▶ **Records to use**
□ □ □ □
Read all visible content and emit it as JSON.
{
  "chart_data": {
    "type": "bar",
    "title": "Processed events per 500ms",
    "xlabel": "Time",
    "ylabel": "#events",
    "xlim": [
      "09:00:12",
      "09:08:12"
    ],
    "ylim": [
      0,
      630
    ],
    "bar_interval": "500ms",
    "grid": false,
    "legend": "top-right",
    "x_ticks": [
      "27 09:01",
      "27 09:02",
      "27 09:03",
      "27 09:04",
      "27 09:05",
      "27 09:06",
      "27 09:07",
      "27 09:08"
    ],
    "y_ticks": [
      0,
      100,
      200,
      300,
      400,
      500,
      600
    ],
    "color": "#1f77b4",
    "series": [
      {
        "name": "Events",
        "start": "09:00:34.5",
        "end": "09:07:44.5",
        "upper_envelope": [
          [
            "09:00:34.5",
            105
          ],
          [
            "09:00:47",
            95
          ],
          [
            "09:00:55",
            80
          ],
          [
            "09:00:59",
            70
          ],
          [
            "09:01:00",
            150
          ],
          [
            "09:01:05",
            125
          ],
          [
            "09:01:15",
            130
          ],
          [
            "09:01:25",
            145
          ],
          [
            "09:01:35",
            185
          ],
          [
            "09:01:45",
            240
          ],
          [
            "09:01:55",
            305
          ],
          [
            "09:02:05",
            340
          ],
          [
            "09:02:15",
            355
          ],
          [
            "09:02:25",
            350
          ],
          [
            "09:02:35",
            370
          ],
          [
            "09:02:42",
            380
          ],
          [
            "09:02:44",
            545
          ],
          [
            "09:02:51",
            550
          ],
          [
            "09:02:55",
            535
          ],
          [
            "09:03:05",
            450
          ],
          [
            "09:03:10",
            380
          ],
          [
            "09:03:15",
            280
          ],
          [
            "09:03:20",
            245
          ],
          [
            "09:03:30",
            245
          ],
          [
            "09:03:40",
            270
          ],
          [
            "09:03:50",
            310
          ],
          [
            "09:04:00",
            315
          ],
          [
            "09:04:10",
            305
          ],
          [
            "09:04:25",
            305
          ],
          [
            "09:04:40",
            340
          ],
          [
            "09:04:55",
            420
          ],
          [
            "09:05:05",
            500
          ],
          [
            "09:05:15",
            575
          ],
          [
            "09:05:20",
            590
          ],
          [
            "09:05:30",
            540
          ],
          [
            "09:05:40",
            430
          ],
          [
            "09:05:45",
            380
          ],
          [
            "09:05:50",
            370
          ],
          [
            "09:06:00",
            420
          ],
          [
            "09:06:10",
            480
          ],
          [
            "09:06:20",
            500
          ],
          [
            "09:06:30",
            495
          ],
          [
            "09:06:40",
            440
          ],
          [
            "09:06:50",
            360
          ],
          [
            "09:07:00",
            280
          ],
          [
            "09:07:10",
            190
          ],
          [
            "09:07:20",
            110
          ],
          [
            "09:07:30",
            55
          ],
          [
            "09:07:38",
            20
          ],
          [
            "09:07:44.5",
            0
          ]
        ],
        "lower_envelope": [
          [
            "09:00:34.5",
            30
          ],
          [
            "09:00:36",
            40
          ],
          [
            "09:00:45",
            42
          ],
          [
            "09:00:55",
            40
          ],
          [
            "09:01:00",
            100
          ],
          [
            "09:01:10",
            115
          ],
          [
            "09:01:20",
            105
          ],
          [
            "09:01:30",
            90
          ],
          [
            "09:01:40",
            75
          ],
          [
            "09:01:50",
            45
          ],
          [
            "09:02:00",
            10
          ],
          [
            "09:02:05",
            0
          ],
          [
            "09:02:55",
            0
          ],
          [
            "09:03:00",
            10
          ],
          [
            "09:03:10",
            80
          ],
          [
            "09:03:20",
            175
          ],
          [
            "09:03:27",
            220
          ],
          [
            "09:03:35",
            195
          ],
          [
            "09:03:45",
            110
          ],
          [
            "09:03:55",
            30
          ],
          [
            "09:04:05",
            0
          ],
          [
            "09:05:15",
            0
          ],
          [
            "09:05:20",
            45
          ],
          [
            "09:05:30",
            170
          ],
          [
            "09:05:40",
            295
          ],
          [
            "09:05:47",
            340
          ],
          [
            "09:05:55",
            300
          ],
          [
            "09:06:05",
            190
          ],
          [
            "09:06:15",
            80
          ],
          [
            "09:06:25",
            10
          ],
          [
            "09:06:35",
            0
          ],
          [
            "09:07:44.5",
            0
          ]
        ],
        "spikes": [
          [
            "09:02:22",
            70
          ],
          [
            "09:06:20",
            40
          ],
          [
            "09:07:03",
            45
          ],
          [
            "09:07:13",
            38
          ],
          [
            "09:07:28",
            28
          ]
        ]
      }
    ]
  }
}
□ □ □ □
▶ **Direction**
Write the material out again word for word.

▶ **Exercise output**
Read all visible content and emit it as JSON.
{
  "chart_data": {
    "type": "bar",
    "title": "Processed events per 500ms",
    "xlabel": "Time",
    "ylabel": "#events",
    "xlim": [
      "09:00:12",
      "09:08:12"
    ],
    "ylim": [
      0,
      630
    ],
    "bar_interval": "500ms",
    "grid": false,
    "legend": "top-right",
    "x_ticks": [
      "27 09:01",
      "27 09:02",
      "27 09:03",
      "27 09:04",
      "27 09:05",
      "27 09:06",
      "27 09:07",
      "27 09:08"
    ],
    "y_ticks": [
      0,
      100,
      200,
      300,
      400,
      500,
      600
    ],
    "color": "#1f77b4",
    "series": [
      {
        "name": "Events",
        "start": "09:00:34.5",
        "end": "09:07:44.5",
        "upper_envelope": [
          [
            "09:00:34.5",
            105
          ],
          [
            "09:00:47",
            95
          ],
          [
            "09:00:55",
            80
          ],
          [
            "09:00:59",
            70
          ],
          [
            "09:01:00",
            150
          ],
          [
            "09:01:05",
            125
          ],
          [
            "09:01:15",
            130
          ],
          [
            "09:01:25",
            145
          ],
          [
            "09:01:35",
            185
          ],
          [
            "09:01:45",
            240
          ],
          [
            "09:01:55",
            305
          ],
          [
            "09:02:05",
            340
          ],
          [
            "09:02:15",
            355
          ],
          [
            "09:02:25",
            350
          ],
          [
            "09:02:35",
            370
          ],
          [
            "09:02:42",
            380
          ],
          [
            "09:02:44",
            545
          ],
          [
            "09:02:51",
            550
          ],
          [
            "09:02:55",
            535
          ],
          [
            "09:03:05",
            450
          ],
          [
            "09:03:10",
            380
          ],
          [
            "09:03:15",
            280
          ],
          [
            "09:03:20",
            245
          ],
          [
            "09:03:30",
            245
          ],
          [
            "09:03:40",
            270
          ],
          [
            "09:03:50",
            310
          ],
          [
            "09:04:00",
            315
          ],
          [
            "09:04:10",
            305
          ],
          [
            "09:04:25",
            305
          ],
          [
            "09:04:40",
            340
          ],
          [
            "09:04:55",
            420
          ],
          [
            "09:05:05",
            500
          ],
          [
            "09:05:15",
            575
          ],
          [
            "09:05:20",
            590
          ],
          [
            "09:05:30",
            540
          ],
          [
            "09:05:40",
            430
          ],
          [
            "09:05:45",
            380
          ],
          [
            "09:05:50",
            370
          ],
          [
            "09:06:00",
            420
          ],
          [
            "09:06:10",
            480
          ],
          [
            "09:06:20",
            500
          ],
          [
            "09:06:30",
            495
          ],
          [
            "09:06:40",
            440
          ],
          [
            "09:06:50",
            360
          ],
          [
            "09:07:00",
            280
          ],
          [
            "09:07:10",
            190
          ],
          [
            "09:07:20",
            110
          ],
          [
            "09:07:30",
            55
          ],
          [
            "09:07:38",
            20
          ],
          [
            "09:07:44.5",
            0
          ]
        ],
        "lower_envelope": [
          [
            "09:00:34.5",
            30
          ],
          [
            "09:00:36",
            40
          ],
          [
            "09:00:45",
            42
          ],
          [
            "09:00:55",
            40
          ],
          [
            "09:01:00",
            100
          ],
          [
            "09:01:10",
            115
          ],
          [
            "09:01:20",
            105
          ],
          [
            "09:01:30",
            90
          ],
          [
            "09:01:40",
            75
          ],
          [
            "09:01:50",
            45
          ],
          [
            "09:02:00",
            10
          ],
          [
            "09:02:05",
            0
          ],
          [
            "09:02:55",
            0
          ],
          [
            "09:03:00",
            10
          ],
          [
            "09:03:10",
            80
          ],
          [
            "09:03:20",
            175
          ],
          [
            "09:03:27",
            220
          ],
          [
            "09:03:35",
            195
          ],
          [
            "09:03:45",
            110
          ],
          [
            "09:03:55",
            30
          ],
          [
            "09:04:05",
            0
          ],
          [
            "09:05:15",
            0
          ],
          [
            "09:05:20",
            45
          ],
          [
            "09:05:30",
            170
          ],
          [
            "09:05:40",
            295
          ],
          [
            "09:05:47",
            340
          ],
          [
            "09:05:55",
            300
          ],
          [
            "09:06:05",
            190
          ],
          [
            "09:06:15",
            80
          ],
          [
            "09:06:25",
            10
          ],
          [
            "09:06:35",
            0
          ],
          [
            "09:07:44.5",
            0
          ]
        ],
        "spikes": [
          [
            "09:02:22",
            70
          ],
          [
            "09:06:20",
            40
          ],
          [
            "09:07:03",
            45
          ],
          [
            "09:07:13",
            38
          ],
          [
            "09:07:28",
            28
          ]
        ]
      }
    ]
  }
}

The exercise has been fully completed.